### Problem requirements
Rewrite the listing below, substituting "clickable" for every instance of "interactable" and keeping all else unchanged. Omit the pictures from your answer.

### Provided records
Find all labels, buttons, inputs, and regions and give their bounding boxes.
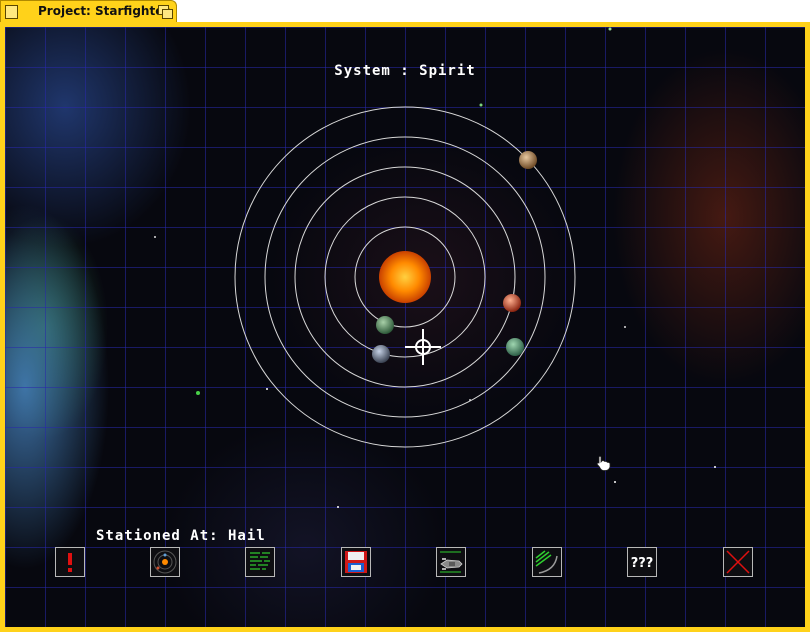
red-x-icon	[726, 550, 750, 574]
sun[interactable]	[379, 251, 431, 303]
hand-pointer-icon	[596, 455, 611, 471]
crosshair-cursor-icon	[405, 329, 441, 365]
window-frame: System : Spirit Stationed At: Hail ???	[0, 22, 810, 632]
exclamation-icon	[68, 553, 72, 572]
zoom-box-icon[interactable]	[158, 5, 173, 19]
game-window: Project: Starfighter System: Spirit Sta…	[0, 0, 810, 632]
exit-button[interactable]	[723, 547, 753, 577]
svg-text:???: ???	[631, 556, 654, 571]
planet-4[interactable]	[503, 294, 521, 312]
help-button[interactable]: ???	[627, 547, 657, 577]
ship-icon	[440, 551, 463, 573]
game-viewport[interactable]: System : Spirit Stationed At: Hail ???	[5, 27, 805, 627]
planet-2[interactable]	[372, 345, 390, 363]
background-stars	[154, 27, 716, 508]
planet-5[interactable]	[519, 151, 537, 169]
save-button[interactable]	[341, 547, 371, 577]
system-name-label: System : Spirit	[334, 63, 476, 79]
status-screen-icon	[250, 552, 270, 570]
window-tab[interactable]: Project: Starfighter	[0, 0, 177, 22]
title-bar: Project: Starfighter	[0, 0, 810, 22]
alert-button[interactable]	[55, 547, 85, 577]
weapons-button[interactable]	[532, 547, 562, 577]
planet-1[interactable]	[376, 316, 394, 334]
window-title: Project: Starfighter	[38, 4, 170, 18]
stationed-at-label: Stationed At: Hail	[96, 528, 266, 544]
planet-3[interactable]	[506, 338, 524, 356]
weapon-icon	[535, 550, 558, 574]
floppy-disk-icon	[345, 551, 367, 573]
question-marks-icon: ???	[631, 556, 654, 571]
starmap-button[interactable]	[150, 547, 180, 577]
close-box-icon[interactable]	[5, 5, 18, 19]
upgrade-ship-button[interactable]	[436, 547, 466, 577]
solar-system-icon	[153, 550, 177, 574]
status-button[interactable]	[245, 547, 275, 577]
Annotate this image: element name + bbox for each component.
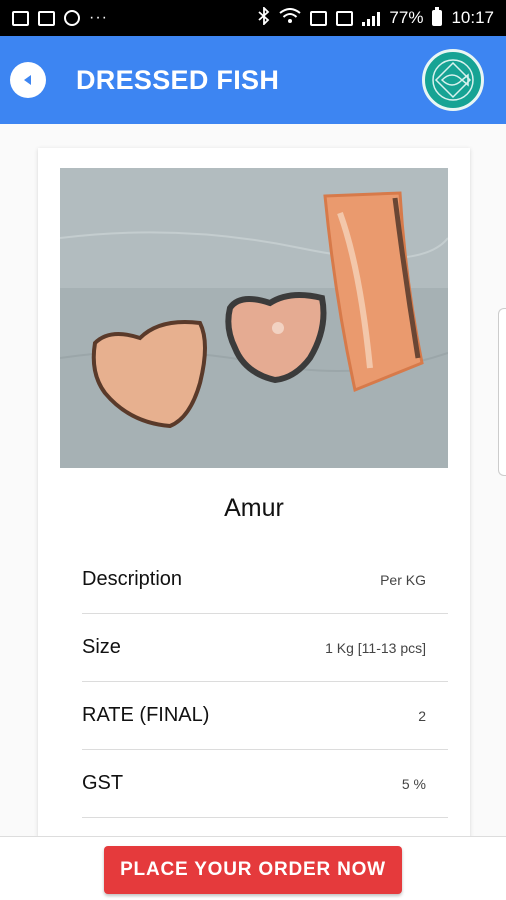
detail-label: Description — [82, 568, 183, 590]
chrome-notification-icon — [64, 10, 80, 26]
status-bar-left: ··· — [12, 9, 108, 27]
place-order-button[interactable]: PLACE YOUR ORDER NOW — [104, 846, 402, 894]
detail-row-gst: GST 5 % — [82, 750, 448, 818]
wifi-icon — [279, 7, 302, 29]
detail-value: Per KG — [380, 571, 426, 588]
detail-row-description: Description Per KG — [82, 546, 448, 614]
bottom-action-bar: PLACE YOUR ORDER NOW — [0, 836, 506, 900]
signal-icon — [362, 11, 381, 26]
battery-percent: 77% — [389, 8, 424, 27]
side-drawer-handle[interactable] — [498, 308, 506, 476]
sim-icon — [310, 10, 328, 26]
page-title: DRESSED FISH — [76, 64, 280, 95]
detail-label: Size — [82, 636, 121, 658]
product-card: Amur Description Per KG Size 1 Kg [11-13… — [38, 148, 470, 868]
gallery-notification-icon — [12, 10, 29, 26]
detail-row-rate: RATE (FINAL) 2 — [82, 682, 448, 750]
battery-icon — [432, 7, 443, 26]
fish-pieces-photo — [60, 168, 448, 468]
status-bar-right: 77% 10:17 — [258, 5, 494, 30]
detail-value: 1 Kg [11-13 pcs] — [325, 639, 426, 656]
clock: 10:17 — [451, 8, 494, 27]
message-notification-icon — [38, 10, 55, 26]
app-bar: DRESSED FISH — [0, 36, 506, 124]
data-icon — [336, 10, 354, 26]
status-bar: ··· 77% 10:17 — [0, 0, 506, 36]
detail-value: 2 — [418, 707, 426, 724]
fish-logo-icon[interactable] — [422, 49, 484, 111]
detail-label: GST — [82, 772, 124, 794]
product-name: Amur — [224, 494, 284, 522]
bluetooth-icon — [258, 5, 270, 30]
back-button[interactable] — [10, 62, 46, 98]
back-arrow-icon — [21, 73, 35, 87]
more-notifications-icon: ··· — [89, 9, 108, 26]
detail-value: 5 % — [401, 775, 426, 792]
detail-label: RATE (FINAL) — [82, 704, 210, 726]
detail-row-size: Size 1 Kg [11-13 pcs] — [82, 614, 448, 682]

### Problem solution
Find all labels, buttons, inputs, and regions and give their bounding boxes.
red-x-icon	[726, 550, 750, 574]
sun[clickable]	[379, 251, 431, 303]
hand-pointer-icon	[596, 455, 611, 471]
crosshair-cursor-icon	[405, 329, 441, 365]
window-frame: System : Spirit Stationed At: Hail ???	[0, 22, 810, 632]
exclamation-icon	[68, 553, 72, 572]
zoom-box-icon[clickable]	[158, 5, 173, 19]
game-window: Project: Starfighter System: Spirit Sta…	[0, 0, 810, 632]
exit-button[clickable]	[723, 547, 753, 577]
svg-text:???: ???	[631, 556, 654, 571]
planet-4[clickable]	[503, 294, 521, 312]
help-button[clickable]: ???	[627, 547, 657, 577]
ship-icon	[440, 551, 463, 573]
game-viewport[clickable]: System : Spirit Stationed At: Hail ???	[5, 27, 805, 627]
planet-2[clickable]	[372, 345, 390, 363]
background-stars	[154, 27, 716, 508]
planet-5[clickable]	[519, 151, 537, 169]
save-button[clickable]	[341, 547, 371, 577]
system-name-label: System : Spirit	[334, 63, 476, 79]
status-screen-icon	[250, 552, 270, 570]
window-tab[clickable]: Project: Starfighter	[0, 0, 177, 22]
title-bar: Project: Starfighter	[0, 0, 810, 22]
alert-button[clickable]	[55, 547, 85, 577]
weapons-button[clickable]	[532, 547, 562, 577]
planet-1[clickable]	[376, 316, 394, 334]
window-title: Project: Starfighter	[38, 4, 170, 18]
stationed-at-label: Stationed At: Hail	[96, 528, 266, 544]
planet-3[clickable]	[506, 338, 524, 356]
weapon-icon	[535, 550, 558, 574]
floppy-disk-icon	[345, 551, 367, 573]
question-marks-icon: ???	[631, 556, 654, 571]
starmap-button[clickable]	[150, 547, 180, 577]
close-box-icon[clickable]	[5, 5, 18, 19]
upgrade-ship-button[clickable]	[436, 547, 466, 577]
solar-system-icon	[153, 550, 177, 574]
status-button[clickable]	[245, 547, 275, 577]
Annotate this image: element name + bbox for each component.
detail-label: Description — [82, 568, 183, 590]
chrome-notification-icon — [64, 10, 80, 26]
status-bar-left: ··· — [12, 9, 108, 27]
place-order-button[clickable]: PLACE YOUR ORDER NOW — [104, 846, 402, 894]
detail-row-gst: GST 5 % — [82, 750, 448, 818]
wifi-icon — [279, 7, 302, 29]
detail-value: Per KG — [380, 571, 426, 588]
detail-row-description: Description Per KG — [82, 546, 448, 614]
bottom-action-bar: PLACE YOUR ORDER NOW — [0, 836, 506, 900]
signal-icon — [362, 11, 381, 26]
battery-percent: 77% — [389, 8, 424, 27]
side-drawer-handle[clickable] — [498, 308, 506, 476]
sim-icon — [310, 10, 328, 26]
page-title: DRESSED FISH — [76, 64, 280, 95]
detail-label: Size — [82, 636, 121, 658]
product-card: Amur Description Per KG Size 1 Kg [11-13… — [38, 148, 470, 868]
gallery-notification-icon — [12, 10, 29, 26]
detail-row-rate: RATE (FINAL) 2 — [82, 682, 448, 750]
battery-icon — [432, 7, 443, 26]
fish-pieces-photo — [60, 168, 448, 468]
status-bar-right: 77% 10:17 — [258, 5, 494, 30]
detail-value: 1 Kg [11-13 pcs] — [325, 639, 426, 656]
clock: 10:17 — [451, 8, 494, 27]
message-notification-icon — [38, 10, 55, 26]
app-bar: DRESSED FISH — [0, 36, 506, 124]
data-icon — [336, 10, 354, 26]
status-bar: ··· 77% 10:17 — [0, 0, 506, 36]
detail-value: 2 — [418, 707, 426, 724]
fish-logo-icon[clickable] — [422, 49, 484, 111]
detail-label: GST — [82, 772, 124, 794]
product-name: Amur — [224, 494, 284, 522]
bluetooth-icon — [258, 5, 270, 30]
back-button[clickable] — [10, 62, 46, 98]
back-arrow-icon — [21, 73, 35, 87]
more-notifications-icon: ··· — [89, 9, 108, 26]
detail-value: 5 % — [401, 775, 426, 792]
detail-label: RATE (FINAL) — [82, 704, 210, 726]
detail-row-size: Size 1 Kg [11-13 pcs] — [82, 614, 448, 682]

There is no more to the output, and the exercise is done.